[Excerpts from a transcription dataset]
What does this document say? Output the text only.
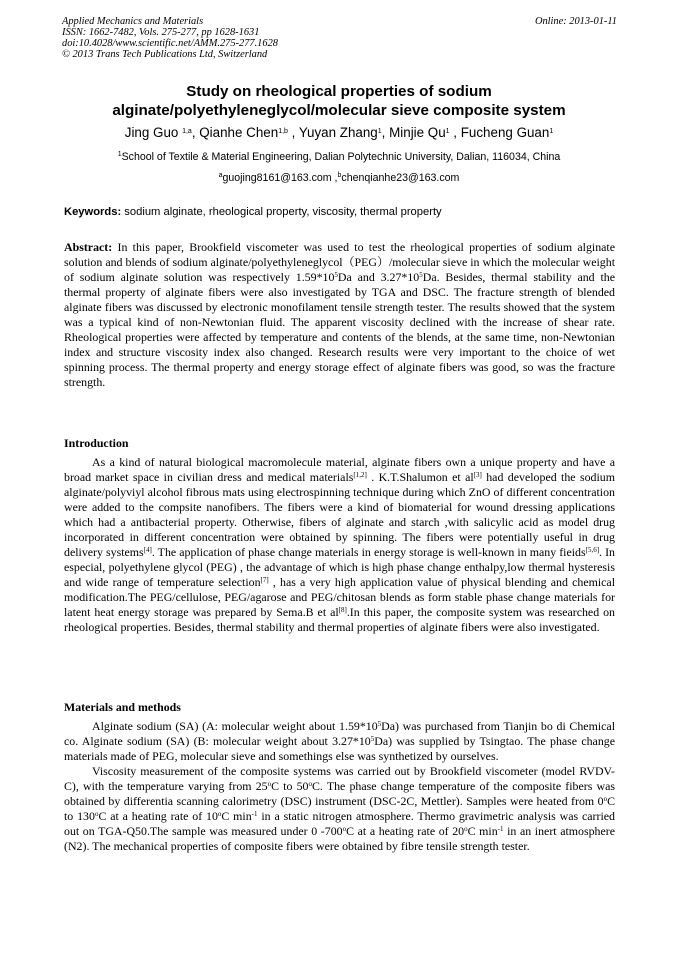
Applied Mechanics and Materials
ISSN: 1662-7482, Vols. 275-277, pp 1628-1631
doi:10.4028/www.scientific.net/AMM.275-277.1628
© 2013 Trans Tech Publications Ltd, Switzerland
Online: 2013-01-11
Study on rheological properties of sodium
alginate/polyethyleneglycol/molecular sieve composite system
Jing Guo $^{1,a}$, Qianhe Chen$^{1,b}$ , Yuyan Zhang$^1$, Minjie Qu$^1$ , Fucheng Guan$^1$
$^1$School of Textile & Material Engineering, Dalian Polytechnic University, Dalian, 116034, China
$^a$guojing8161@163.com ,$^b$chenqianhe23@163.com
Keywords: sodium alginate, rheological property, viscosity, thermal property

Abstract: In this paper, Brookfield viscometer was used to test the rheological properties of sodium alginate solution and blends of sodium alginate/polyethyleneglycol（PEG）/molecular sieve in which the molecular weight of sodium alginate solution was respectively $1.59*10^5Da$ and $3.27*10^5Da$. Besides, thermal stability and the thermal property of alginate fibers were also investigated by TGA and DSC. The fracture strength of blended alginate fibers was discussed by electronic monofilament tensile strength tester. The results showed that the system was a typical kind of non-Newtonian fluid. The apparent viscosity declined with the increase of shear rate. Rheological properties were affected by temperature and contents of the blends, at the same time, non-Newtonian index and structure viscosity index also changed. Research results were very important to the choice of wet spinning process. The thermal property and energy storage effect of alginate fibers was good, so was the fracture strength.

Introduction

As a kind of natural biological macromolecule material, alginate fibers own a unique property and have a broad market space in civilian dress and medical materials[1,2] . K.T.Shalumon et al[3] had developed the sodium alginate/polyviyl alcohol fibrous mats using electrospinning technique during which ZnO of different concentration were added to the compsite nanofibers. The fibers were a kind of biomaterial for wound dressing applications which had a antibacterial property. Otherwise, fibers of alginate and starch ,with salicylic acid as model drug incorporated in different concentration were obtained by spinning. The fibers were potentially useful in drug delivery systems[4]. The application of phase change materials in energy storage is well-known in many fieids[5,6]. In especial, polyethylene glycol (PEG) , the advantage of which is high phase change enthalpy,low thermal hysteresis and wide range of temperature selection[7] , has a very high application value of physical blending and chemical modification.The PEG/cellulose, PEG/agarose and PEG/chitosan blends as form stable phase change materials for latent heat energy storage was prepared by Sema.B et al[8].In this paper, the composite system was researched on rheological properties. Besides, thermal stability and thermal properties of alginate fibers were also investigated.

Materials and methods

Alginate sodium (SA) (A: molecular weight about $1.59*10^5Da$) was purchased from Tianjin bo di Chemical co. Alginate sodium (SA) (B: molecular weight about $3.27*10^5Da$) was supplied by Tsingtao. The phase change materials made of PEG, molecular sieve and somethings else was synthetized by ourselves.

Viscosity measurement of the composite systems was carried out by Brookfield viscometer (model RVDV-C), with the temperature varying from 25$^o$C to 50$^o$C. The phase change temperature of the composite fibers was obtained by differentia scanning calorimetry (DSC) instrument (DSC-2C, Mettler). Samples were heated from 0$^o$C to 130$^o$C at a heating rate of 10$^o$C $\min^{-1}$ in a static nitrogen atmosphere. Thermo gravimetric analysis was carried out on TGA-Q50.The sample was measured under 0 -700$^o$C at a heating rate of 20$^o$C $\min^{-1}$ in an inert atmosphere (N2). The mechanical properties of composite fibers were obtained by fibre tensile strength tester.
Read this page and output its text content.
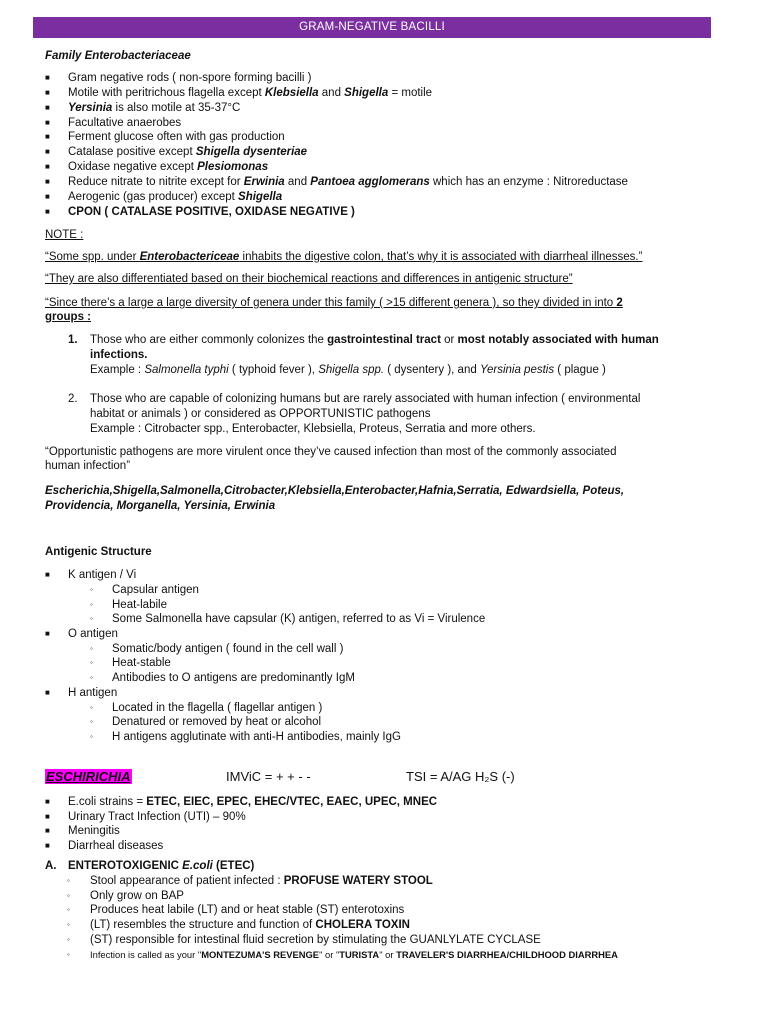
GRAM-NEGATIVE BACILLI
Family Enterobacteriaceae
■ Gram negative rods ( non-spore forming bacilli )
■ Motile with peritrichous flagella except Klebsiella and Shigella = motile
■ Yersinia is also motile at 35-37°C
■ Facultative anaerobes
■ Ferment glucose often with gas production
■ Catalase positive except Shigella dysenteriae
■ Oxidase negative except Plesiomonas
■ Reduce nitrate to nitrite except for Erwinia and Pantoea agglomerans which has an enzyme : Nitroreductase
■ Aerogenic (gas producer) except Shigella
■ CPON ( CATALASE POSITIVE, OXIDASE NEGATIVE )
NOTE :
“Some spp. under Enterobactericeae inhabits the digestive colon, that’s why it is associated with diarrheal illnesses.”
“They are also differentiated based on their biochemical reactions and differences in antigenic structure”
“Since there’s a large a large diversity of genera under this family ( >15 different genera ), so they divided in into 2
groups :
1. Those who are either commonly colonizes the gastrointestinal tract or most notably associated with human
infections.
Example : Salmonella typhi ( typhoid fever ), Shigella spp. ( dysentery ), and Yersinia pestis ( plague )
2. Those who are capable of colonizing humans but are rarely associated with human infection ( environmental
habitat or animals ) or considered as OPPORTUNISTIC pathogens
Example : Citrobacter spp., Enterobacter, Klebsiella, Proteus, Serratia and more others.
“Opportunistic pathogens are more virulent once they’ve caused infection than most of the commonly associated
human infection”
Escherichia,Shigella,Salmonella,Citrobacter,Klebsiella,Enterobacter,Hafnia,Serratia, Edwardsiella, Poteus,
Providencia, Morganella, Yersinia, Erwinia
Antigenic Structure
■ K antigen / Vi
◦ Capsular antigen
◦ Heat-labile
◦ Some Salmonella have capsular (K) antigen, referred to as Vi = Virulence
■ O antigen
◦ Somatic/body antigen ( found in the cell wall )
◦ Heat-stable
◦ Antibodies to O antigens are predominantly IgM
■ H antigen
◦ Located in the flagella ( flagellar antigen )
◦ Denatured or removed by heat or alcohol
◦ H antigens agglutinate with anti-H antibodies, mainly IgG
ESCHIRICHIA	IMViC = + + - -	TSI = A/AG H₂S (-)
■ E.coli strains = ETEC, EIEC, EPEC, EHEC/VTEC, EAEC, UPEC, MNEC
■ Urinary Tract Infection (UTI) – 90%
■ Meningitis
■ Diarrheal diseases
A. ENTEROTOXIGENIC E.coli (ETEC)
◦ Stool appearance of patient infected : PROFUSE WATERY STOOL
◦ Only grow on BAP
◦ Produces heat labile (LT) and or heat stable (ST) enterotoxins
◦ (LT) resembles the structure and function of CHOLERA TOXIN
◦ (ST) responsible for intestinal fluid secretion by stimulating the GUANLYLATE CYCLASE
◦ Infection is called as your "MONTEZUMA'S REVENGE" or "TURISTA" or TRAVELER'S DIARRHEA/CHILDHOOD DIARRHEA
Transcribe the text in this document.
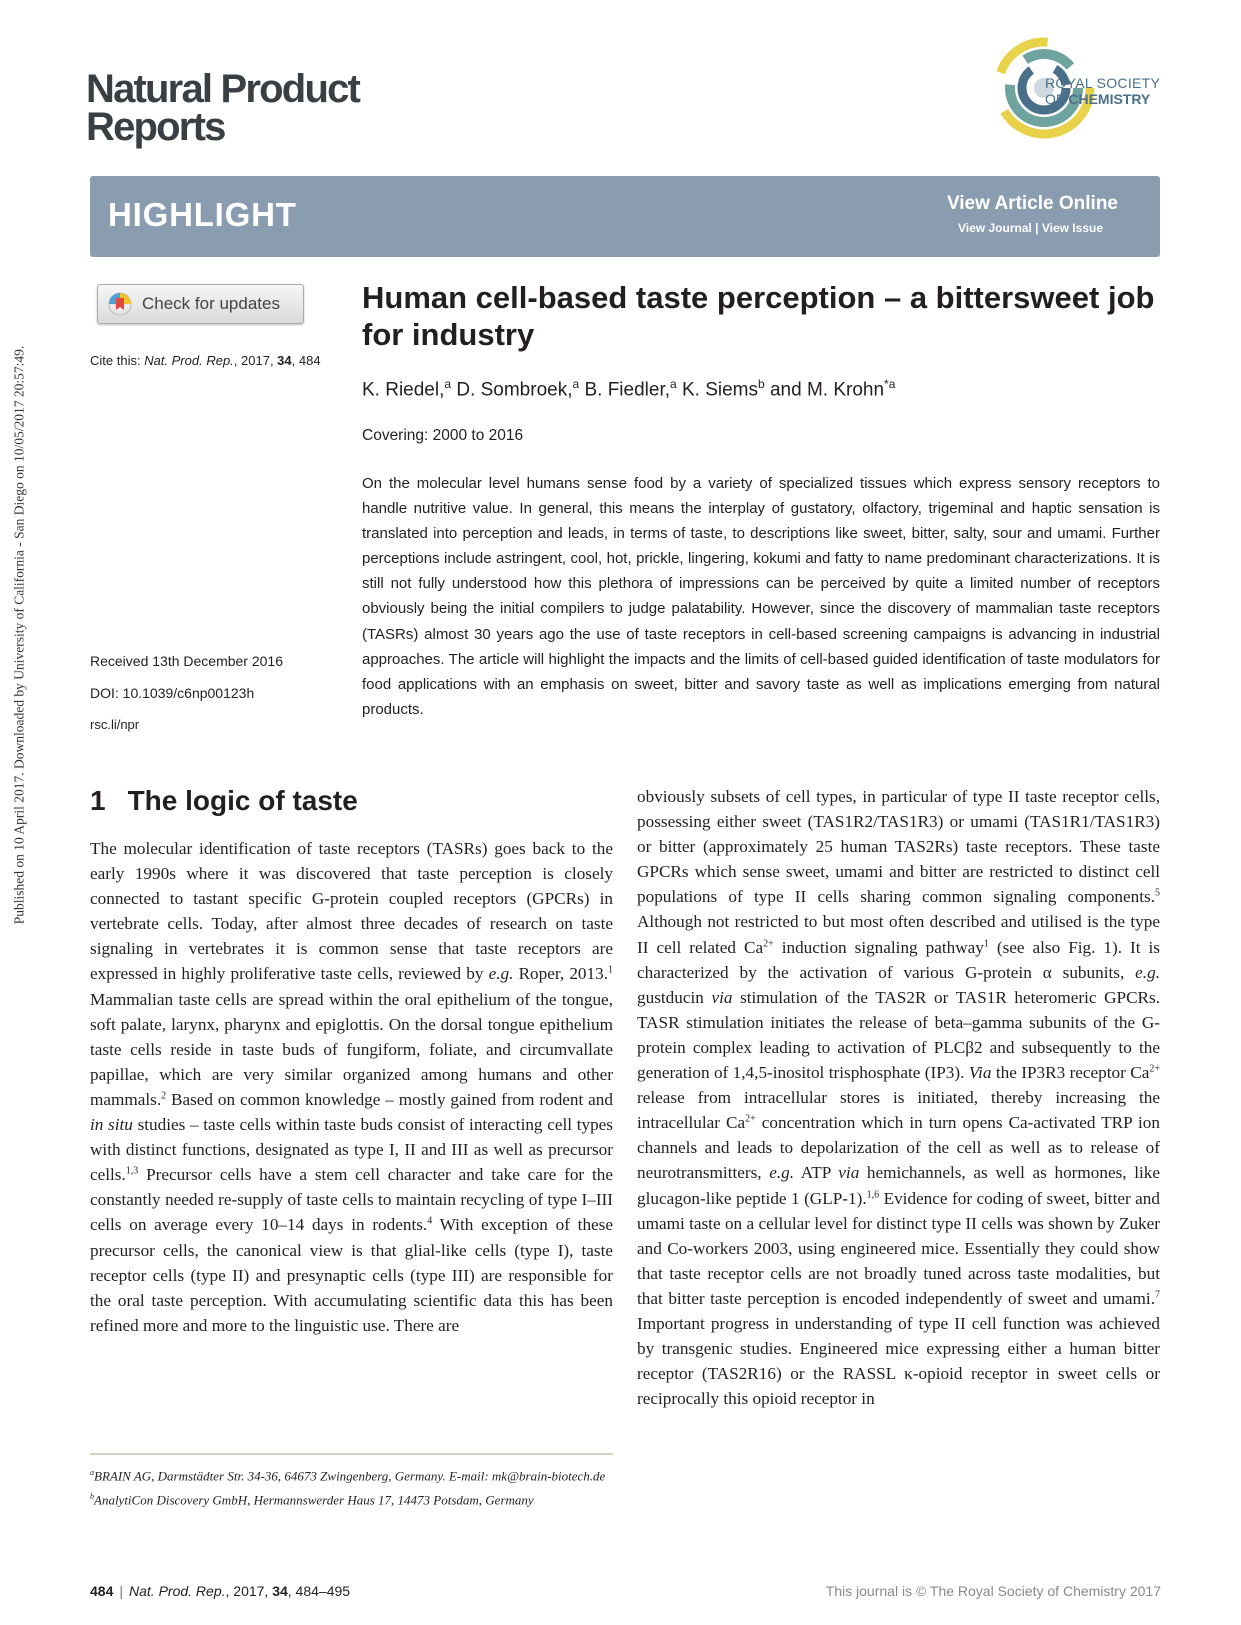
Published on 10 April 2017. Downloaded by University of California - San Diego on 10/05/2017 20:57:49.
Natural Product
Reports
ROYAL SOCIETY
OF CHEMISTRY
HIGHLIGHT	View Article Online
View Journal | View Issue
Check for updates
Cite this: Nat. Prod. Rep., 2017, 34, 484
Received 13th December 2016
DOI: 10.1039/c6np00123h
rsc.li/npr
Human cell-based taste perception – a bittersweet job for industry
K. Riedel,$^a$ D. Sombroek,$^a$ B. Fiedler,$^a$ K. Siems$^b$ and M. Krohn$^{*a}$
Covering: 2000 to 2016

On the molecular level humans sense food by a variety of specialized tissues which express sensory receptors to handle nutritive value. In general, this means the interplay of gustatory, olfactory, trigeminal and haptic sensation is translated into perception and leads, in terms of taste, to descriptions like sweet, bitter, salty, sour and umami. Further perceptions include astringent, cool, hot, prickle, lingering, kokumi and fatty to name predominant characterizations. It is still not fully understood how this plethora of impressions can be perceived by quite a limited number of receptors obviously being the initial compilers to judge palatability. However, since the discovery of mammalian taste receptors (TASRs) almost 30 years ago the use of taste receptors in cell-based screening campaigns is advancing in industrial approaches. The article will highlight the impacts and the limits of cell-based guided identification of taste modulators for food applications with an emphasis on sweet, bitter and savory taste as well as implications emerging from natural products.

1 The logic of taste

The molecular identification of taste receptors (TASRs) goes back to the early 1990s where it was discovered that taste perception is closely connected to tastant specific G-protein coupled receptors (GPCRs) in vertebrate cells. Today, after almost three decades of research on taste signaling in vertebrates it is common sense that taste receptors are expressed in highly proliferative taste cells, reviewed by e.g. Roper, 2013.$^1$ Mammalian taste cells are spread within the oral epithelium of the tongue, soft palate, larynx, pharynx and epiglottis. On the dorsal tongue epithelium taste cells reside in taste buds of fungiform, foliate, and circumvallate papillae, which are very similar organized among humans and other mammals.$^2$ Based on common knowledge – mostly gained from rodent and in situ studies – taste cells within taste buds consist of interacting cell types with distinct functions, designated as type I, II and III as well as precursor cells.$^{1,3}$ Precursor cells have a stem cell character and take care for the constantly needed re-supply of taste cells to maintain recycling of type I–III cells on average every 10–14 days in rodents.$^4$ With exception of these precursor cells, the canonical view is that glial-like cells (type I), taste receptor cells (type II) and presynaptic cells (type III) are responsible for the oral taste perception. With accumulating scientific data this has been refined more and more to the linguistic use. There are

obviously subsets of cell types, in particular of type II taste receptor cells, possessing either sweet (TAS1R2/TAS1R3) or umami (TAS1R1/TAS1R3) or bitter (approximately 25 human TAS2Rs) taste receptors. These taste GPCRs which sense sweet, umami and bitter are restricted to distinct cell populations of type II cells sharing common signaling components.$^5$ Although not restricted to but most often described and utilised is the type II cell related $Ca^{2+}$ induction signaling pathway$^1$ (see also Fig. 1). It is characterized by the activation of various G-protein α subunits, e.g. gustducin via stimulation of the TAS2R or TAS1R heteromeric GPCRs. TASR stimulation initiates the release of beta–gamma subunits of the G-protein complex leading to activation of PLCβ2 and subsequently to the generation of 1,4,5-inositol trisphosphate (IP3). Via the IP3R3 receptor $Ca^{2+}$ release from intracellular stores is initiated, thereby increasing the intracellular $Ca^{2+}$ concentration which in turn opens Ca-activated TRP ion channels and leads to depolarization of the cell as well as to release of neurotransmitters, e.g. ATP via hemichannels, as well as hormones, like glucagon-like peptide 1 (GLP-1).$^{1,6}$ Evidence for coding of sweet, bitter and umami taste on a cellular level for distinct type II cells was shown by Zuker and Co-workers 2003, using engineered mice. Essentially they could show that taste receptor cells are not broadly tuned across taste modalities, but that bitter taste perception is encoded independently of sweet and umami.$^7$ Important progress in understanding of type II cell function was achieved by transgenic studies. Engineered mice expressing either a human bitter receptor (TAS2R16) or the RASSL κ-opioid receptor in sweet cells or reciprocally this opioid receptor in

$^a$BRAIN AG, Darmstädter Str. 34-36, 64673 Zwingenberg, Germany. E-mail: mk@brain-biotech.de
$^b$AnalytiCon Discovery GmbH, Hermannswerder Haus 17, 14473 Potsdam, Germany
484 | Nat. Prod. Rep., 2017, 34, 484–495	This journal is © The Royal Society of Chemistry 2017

- [What you will do]: Show me all lines in the records that contain "commonly".

- [Problem solution]:
1. Those who are either commonly colonizes the gastrointestinal tract or most notably associated with human
“Opportunistic pathogens are more virulent once they’ve caused infection than most of the commonly associated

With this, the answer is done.